-- Text for analysis --
—  SPECIALTY CONFERENCE  —

Bone & Soft Tissue Pathology

Case 2 - Osteoblastoma with Secondary ABC

Michael J. Klein
University of Alabama Medical Center
Birmingham, AL


Click on each slide thumbnail image for an enlarged view
Clinical History
This 17-year-old male had begun to complain of pain just above the medial left knee about three months prior to hospital admission. The pain was first noticed at rest but became so severe that it limited his daily activities. It interfered with sleep, and it was not relieved by over the counter non-steroidal anti-inflammatory agents. On physical examination he was a normally developed teenager in obvious discomfort but not in distress. There was moderate to severe tenderness of the medial knee accompanied by a sensation of deep soft tissue fullness. Laboratory findings were not remarkable.


Case 2 - Figure 1 - Lateral and AP conventional radiographs demonstrate an ovoid, fairly defined lesion just cephalad to the medial femoral condyle. The lesion is more radiolucent in the middle than at the extremes imparting a somewhat beveled appearance. The AP view suggests that the cortex is focally interrupted medially and that there is an ill-defined soft tissue density outside of the cortex. There is an ovoid, smaller lesion medially with scalloped, sclerotic borders abutting the lateral femoral cortex in the metadiaphyseal region of the femur. In the lateral view, the lesions are superimposed and the scalloped, sclerotic edge of the lateral lesion is more easily seen. In addition, there is slight bulging of the cortex posteriorly
Case 2 - Figure 2 - A fat-suppressed coronal MRI demonstrates that the larger, medial lesion demostrates a mixed signal intensity. Although there is a relatively circumscribed outer edge with low signal, there is a radial high signal surrounding this edge, which may be lesional or edema. The medial edge of the lesion extends through the cortex into a mixed signal soft tissue mass which elevates the periosteum. The second lesion on the lateral side is multilocular and has a circumscribed low signal intensity.. The second coronal view on the left demonstrates the soft tissue mass and emphasizes the high signal about the lesion which extends into the end of the bone
Case 2 - Figure 3 - Two axial fat suppressed T2 weighted views of the distal femur reveal fluid levels in the soft tissue and intraosseous components of the medial lesion and a hypointense signal in the lateral lesion



Case 2 - Figure 4 - Four photomicrographs taken from the curettage at first operation demonstrate a lesion characterized by a very vascular spindle cell and giant cell containing solid tissue (lower left) in which there is a progression from very small complete vessels to partially complete large sinusoids containing blood in their lumens and in their walls (upper left and upper right). In addition, there is bone formation of the periosteal type appreciated at low power outside of the vascular tissue (upper right) as well as bone formation in the walls of the sinusoids (lower right)

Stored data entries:
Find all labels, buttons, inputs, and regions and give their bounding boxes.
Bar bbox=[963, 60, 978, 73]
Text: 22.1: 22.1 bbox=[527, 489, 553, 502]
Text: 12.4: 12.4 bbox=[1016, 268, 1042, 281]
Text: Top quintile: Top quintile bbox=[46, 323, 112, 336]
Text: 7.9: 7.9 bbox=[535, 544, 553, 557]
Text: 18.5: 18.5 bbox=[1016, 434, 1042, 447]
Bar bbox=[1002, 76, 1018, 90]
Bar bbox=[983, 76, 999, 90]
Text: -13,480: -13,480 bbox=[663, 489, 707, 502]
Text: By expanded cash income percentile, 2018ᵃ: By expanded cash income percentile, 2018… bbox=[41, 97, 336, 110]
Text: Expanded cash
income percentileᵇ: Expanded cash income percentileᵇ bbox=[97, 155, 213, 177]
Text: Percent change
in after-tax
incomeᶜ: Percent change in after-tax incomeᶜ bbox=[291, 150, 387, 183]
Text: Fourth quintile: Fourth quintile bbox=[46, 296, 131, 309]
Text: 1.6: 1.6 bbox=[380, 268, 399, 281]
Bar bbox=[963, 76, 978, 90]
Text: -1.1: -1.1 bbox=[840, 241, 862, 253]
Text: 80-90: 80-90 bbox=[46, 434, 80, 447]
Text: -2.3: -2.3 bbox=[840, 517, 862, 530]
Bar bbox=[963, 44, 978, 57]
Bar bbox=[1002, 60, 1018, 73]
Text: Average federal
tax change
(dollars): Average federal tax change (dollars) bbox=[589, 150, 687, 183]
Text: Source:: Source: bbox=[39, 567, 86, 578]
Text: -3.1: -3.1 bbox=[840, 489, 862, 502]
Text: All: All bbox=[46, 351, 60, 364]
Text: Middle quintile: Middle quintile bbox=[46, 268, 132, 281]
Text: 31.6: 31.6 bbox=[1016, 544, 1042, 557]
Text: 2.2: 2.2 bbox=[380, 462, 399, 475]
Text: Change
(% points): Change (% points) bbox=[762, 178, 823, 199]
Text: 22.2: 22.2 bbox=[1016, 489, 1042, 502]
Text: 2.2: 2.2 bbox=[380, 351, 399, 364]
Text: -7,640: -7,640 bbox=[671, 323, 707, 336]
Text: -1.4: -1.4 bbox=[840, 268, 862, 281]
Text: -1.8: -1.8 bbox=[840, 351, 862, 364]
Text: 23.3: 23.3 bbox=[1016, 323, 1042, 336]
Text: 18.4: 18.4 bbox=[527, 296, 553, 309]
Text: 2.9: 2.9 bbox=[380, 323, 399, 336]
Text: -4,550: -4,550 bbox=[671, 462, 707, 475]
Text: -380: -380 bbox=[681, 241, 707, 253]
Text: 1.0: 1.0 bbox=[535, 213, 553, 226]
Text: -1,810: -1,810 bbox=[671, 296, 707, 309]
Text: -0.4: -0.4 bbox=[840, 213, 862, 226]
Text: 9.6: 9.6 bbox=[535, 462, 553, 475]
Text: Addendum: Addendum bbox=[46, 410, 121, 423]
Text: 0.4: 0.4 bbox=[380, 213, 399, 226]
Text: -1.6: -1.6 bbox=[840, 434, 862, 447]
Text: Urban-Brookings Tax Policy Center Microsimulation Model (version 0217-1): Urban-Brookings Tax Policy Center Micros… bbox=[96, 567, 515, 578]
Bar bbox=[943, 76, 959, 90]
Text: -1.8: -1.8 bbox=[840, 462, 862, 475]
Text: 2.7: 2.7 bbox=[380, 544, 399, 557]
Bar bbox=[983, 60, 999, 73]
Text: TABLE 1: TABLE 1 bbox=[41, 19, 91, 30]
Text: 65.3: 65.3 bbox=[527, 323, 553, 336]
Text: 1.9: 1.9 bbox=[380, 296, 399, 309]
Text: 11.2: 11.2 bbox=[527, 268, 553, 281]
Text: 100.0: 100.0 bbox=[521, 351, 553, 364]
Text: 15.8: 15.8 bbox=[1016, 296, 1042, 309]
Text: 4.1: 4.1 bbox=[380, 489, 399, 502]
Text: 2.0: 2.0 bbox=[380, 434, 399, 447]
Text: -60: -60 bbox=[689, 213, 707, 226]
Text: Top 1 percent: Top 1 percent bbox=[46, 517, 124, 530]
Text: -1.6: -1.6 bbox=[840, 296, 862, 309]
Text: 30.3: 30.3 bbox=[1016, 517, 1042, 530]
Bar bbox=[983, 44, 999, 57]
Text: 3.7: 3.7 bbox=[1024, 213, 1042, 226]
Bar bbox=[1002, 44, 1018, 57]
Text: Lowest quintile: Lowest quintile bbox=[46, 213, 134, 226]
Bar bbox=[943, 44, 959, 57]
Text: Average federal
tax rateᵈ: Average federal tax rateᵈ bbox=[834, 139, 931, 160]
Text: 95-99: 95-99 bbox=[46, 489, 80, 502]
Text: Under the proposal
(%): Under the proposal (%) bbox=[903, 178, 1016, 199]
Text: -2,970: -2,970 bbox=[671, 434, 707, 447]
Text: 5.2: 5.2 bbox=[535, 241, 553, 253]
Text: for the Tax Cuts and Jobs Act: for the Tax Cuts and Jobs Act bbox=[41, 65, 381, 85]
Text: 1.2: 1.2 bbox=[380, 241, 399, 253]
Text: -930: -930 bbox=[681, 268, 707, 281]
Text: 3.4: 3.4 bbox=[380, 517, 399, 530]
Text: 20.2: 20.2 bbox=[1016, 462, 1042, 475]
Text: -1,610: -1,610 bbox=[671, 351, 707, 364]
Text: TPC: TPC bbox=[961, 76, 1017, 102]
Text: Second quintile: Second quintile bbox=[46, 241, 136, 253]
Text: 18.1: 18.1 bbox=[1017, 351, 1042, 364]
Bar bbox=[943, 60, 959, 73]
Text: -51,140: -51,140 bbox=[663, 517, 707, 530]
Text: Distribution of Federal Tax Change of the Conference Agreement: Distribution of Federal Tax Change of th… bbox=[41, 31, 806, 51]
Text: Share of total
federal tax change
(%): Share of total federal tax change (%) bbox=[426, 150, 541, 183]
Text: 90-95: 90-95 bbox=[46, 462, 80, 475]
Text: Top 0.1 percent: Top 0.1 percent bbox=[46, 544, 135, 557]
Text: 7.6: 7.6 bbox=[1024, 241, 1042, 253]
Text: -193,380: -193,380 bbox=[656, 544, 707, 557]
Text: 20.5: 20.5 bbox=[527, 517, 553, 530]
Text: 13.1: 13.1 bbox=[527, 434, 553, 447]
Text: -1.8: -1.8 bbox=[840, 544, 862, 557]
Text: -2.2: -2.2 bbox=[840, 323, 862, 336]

-- What is needed --
For each numbered figure in the osteoblastoma case text above, give the figure number and the type of image it shows.

-- Answer section --
- Figure 1: lateral and AP conventional radiographs
- Figure 2: fat-suppressed coronal MRI
- Figure 3: two axial fat-suppressed T2-weighted views of the distal femur
- Figure 4: four photomicrographs taken from the curettage at first operation